- Aim of the task
Pull out all lines from the listing below in which the word "networks" appears.

- Supplied material
◆ ◆ ◆

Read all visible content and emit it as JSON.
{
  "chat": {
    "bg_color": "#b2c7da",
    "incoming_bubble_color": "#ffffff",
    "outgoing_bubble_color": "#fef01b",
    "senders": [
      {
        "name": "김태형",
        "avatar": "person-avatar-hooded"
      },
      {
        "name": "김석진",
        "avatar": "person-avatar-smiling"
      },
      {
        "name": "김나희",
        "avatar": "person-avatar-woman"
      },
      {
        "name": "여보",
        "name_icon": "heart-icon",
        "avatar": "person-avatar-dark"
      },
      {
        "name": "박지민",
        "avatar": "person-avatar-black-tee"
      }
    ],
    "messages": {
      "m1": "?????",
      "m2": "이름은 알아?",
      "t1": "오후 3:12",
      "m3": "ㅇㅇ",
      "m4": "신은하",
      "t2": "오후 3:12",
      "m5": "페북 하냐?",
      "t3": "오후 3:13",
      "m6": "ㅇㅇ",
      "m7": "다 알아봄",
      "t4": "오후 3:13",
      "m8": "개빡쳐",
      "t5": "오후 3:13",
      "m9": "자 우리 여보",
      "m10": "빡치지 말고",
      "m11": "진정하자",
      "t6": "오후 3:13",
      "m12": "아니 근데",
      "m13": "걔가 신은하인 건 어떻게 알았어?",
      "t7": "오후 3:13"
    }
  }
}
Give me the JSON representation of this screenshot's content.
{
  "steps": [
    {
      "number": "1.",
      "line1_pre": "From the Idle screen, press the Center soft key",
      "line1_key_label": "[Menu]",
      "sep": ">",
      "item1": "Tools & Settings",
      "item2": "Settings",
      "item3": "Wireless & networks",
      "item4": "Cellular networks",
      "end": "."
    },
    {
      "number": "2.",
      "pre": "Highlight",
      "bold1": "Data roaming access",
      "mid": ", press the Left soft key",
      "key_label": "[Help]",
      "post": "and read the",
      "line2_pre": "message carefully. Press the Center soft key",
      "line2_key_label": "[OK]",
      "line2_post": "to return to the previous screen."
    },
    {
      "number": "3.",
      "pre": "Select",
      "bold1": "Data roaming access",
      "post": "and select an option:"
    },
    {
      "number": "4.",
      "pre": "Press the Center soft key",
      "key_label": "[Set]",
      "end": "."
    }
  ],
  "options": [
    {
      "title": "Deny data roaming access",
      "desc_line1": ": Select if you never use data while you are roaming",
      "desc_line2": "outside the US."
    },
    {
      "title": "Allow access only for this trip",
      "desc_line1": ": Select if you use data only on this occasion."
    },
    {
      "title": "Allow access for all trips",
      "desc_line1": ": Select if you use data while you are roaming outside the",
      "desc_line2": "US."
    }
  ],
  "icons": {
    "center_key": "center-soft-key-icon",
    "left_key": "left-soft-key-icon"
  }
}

◆ ◆ ◆

- Finished answer
      "item3": "Wireless & networks",
      "item4": "Cellular networks",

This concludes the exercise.